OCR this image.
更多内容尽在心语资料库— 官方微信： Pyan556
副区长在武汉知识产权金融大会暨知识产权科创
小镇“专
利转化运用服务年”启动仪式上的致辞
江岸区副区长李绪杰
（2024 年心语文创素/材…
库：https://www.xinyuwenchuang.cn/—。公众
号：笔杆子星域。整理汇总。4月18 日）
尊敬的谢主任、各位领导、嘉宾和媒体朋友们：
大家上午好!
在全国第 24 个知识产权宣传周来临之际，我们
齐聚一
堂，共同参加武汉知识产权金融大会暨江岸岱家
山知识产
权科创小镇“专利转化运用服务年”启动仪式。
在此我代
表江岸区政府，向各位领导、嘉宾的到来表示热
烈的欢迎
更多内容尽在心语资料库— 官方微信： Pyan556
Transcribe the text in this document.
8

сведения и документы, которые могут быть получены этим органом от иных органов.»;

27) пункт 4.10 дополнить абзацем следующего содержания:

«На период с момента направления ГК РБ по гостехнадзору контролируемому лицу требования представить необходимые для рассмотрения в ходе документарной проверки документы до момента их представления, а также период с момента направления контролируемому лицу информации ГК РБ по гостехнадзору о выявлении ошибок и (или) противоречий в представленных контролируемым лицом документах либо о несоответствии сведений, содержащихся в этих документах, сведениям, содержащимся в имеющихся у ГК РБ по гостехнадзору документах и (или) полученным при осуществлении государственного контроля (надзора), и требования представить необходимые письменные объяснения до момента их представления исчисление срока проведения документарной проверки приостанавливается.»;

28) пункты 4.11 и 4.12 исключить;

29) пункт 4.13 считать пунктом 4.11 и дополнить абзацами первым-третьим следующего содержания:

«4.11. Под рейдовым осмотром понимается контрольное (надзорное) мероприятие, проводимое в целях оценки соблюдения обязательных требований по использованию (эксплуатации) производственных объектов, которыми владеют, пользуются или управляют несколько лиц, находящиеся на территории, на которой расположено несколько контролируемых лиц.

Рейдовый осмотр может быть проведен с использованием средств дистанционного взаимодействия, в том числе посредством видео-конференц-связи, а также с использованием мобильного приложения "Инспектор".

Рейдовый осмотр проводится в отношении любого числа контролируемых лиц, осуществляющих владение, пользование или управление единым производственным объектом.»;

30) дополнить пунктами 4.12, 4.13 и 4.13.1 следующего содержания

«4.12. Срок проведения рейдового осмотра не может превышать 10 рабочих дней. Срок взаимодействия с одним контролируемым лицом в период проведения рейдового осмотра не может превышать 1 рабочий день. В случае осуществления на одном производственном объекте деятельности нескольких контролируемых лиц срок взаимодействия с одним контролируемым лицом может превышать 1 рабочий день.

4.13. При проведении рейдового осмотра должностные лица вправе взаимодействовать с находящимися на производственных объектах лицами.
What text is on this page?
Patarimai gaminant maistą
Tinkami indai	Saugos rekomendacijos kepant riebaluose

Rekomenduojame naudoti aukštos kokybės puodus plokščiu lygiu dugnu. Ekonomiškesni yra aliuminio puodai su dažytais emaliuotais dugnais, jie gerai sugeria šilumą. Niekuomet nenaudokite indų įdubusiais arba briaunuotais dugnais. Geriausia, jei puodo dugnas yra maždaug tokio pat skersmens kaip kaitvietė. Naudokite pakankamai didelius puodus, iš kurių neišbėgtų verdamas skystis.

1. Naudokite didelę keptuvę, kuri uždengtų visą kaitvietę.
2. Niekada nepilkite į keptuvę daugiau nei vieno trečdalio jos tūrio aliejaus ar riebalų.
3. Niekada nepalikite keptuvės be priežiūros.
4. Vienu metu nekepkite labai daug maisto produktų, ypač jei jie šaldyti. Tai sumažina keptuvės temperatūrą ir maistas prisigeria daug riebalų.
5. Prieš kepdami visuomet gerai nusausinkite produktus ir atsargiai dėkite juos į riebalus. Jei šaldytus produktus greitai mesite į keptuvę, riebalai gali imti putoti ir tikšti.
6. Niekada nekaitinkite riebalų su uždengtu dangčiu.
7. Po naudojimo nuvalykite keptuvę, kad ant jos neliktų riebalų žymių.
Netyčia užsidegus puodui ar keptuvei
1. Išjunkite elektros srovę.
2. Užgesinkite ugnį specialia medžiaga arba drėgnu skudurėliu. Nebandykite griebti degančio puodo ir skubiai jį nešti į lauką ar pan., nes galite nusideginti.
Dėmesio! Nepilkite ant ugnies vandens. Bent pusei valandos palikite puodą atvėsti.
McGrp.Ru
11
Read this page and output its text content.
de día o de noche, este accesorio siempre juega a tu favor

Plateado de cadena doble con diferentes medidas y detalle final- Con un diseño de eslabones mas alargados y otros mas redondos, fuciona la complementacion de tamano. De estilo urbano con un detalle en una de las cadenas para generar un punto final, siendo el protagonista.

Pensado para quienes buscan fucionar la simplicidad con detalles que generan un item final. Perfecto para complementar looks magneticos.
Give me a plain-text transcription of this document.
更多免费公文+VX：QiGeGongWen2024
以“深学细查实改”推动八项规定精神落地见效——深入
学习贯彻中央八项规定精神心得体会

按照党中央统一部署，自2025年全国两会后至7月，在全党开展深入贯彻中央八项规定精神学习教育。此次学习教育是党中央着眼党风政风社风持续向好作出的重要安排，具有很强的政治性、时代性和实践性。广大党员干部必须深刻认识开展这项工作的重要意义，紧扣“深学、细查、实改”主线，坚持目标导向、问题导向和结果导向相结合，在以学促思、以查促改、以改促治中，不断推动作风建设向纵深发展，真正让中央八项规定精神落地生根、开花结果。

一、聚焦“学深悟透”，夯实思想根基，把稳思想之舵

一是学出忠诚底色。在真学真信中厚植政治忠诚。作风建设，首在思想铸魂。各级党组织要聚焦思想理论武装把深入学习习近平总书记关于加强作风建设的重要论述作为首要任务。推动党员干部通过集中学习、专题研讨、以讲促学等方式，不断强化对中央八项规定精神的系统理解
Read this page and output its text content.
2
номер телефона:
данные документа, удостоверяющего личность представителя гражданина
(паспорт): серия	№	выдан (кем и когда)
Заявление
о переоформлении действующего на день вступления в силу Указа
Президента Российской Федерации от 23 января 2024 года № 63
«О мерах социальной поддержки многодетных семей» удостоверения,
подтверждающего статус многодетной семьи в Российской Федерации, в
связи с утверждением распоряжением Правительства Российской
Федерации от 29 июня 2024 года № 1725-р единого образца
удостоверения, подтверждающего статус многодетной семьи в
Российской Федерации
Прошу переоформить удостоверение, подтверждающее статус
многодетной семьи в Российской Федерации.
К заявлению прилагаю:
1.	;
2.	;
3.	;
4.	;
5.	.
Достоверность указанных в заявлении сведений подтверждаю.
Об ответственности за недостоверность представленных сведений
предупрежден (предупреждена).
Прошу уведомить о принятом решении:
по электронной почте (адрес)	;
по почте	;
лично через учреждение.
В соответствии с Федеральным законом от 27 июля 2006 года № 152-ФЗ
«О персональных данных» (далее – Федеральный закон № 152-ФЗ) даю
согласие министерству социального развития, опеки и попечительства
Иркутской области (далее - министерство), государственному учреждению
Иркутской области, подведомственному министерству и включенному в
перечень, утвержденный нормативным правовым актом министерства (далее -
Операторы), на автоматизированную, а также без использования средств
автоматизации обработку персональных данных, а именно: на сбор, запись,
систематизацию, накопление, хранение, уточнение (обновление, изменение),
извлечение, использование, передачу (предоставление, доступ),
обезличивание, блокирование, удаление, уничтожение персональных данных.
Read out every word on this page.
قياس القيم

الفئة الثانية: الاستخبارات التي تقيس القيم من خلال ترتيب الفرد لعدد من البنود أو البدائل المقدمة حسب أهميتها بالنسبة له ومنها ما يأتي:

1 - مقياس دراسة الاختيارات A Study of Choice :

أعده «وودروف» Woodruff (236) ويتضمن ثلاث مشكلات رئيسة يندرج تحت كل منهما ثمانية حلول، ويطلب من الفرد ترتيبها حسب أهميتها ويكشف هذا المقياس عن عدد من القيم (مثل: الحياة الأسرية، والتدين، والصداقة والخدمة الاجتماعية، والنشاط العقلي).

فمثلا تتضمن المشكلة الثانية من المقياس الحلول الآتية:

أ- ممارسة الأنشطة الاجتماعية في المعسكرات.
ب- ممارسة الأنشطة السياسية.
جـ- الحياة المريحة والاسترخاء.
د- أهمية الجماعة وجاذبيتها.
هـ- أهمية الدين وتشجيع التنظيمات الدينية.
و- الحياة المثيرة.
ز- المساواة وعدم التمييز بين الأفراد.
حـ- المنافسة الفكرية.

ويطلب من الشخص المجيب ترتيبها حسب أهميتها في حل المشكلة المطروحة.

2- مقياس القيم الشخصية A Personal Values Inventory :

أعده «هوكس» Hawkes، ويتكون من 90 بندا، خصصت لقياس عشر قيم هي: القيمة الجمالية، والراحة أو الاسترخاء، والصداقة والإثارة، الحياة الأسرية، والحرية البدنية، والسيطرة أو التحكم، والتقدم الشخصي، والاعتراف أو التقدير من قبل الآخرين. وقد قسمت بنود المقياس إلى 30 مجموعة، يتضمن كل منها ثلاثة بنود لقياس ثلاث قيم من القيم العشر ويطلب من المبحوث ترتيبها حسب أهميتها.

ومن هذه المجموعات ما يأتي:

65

—————

* [The request]: Pull every line containing the word "почте" out of the material.

* [Reply]:
по электронной почте (адрес)	;
по почте	;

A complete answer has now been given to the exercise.